* _What you have to do_
Retype all the entries word for word, but omit the pictures.

• • • • •

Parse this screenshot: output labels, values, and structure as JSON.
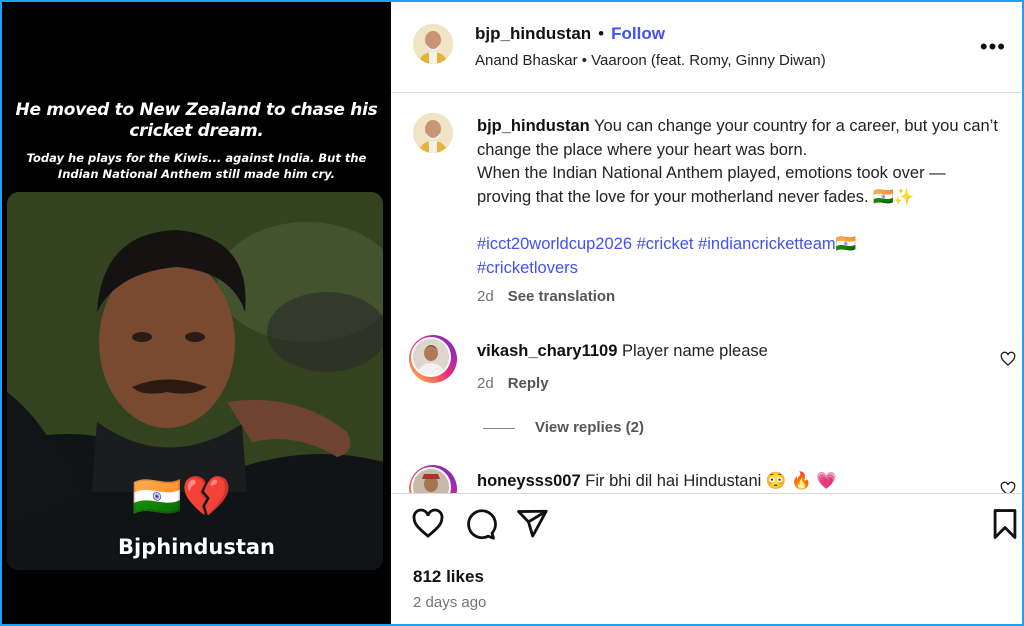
{
  "media": {
    "headline": "He moved to New Zealand to chase his cricket dream.",
    "subline": "Today he plays for the Kiwis... against India. But the Indian National Anthem still made him cry.",
    "emojis": "🇮🇳💔",
    "watermark": "Bjphindustan"
  },
  "header": {
    "username": "bjp_hindustan",
    "separator": "•",
    "follow_label": "Follow",
    "audio": "Anand Bhaskar • Vaaroon (feat. Romy, Ginny Diwan)",
    "more_label": "•••"
  },
  "caption": {
    "username": "bjp_hindustan",
    "text_line1": " You can change your country for a career, but you can’t change the place where your heart was born.",
    "text_line2": "When the Indian National Anthem played, emotions took over — proving that the love for your motherland never fades. 🇮🇳✨",
    "hashtags": [
      "#icct20worldcup2026",
      "#cricket",
      "#indiancricketteam🇮🇳",
      "#cricketlovers"
    ],
    "age": "2d",
    "translate_label": "See translation"
  },
  "comments": [
    {
      "username": "vikash_chary1109",
      "text": " Player name please",
      "age": "2d",
      "reply_label": "Reply"
    },
    {
      "username": "honeysss007",
      "text": " Fir bhi dil hai Hindustani 😳 🔥 💗"
    }
  ],
  "view_replies_label": "View replies (2)",
  "likes": "812 likes",
  "posted": "2 days ago",
  "icons": [
    "heart-icon",
    "comment-icon",
    "share-icon",
    "bookmark-icon"
  ],
  "colors": {
    "link": "#4150f7",
    "frame": "#1da1f2",
    "muted": "#737373"
  }
}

• • • • •

* _Task answer_
Parse this screenshot: output labels, values, and structure as JSON.
{
  "media": {
    "headline": "He moved to New Zealand to chase his cricket dream.",
    "subline": "Today he plays for the Kiwis... against India. But the Indian National Anthem still made him cry.",
    "emojis": "🇮🇳💔",
    "watermark": "Bjphindustan"
  },
  "header": {
    "username": "bjp_hindustan",
    "separator": "•",
    "follow_label": "Follow",
    "audio": "Anand Bhaskar • Vaaroon (feat. Romy, Ginny Diwan)",
    "more_label": "•••"
  },
  "caption": {
    "username": "bjp_hindustan",
    "text_line1": " You can change your country for a career, but you can’t change the place where your heart was born.",
    "text_line2": "When the Indian National Anthem played, emotions took over — proving that the love for your motherland never fades. 🇮🇳✨",
    "hashtags": [
      "#icct20worldcup2026",
      "#cricket",
      "#indiancricketteam🇮🇳",
      "#cricketlovers"
    ],
    "age": "2d",
    "translate_label": "See translation"
  },
  "comments": [
    {
      "username": "vikash_chary1109",
      "text": " Player name please",
      "age": "2d",
      "reply_label": "Reply"
    },
    {
      "username": "honeysss007",
      "text": " Fir bhi dil hai Hindustani 😳 🔥 💗"
    }
  ],
  "view_replies_label": "View replies (2)",
  "likes": "812 likes",
  "posted": "2 days ago",
  "icons": [
    "heart-icon",
    "comment-icon",
    "share-icon",
    "bookmark-icon"
  ],
  "colors": {
    "link": "#4150f7",
    "frame": "#1da1f2",
    "muted": "#737373"
  }
}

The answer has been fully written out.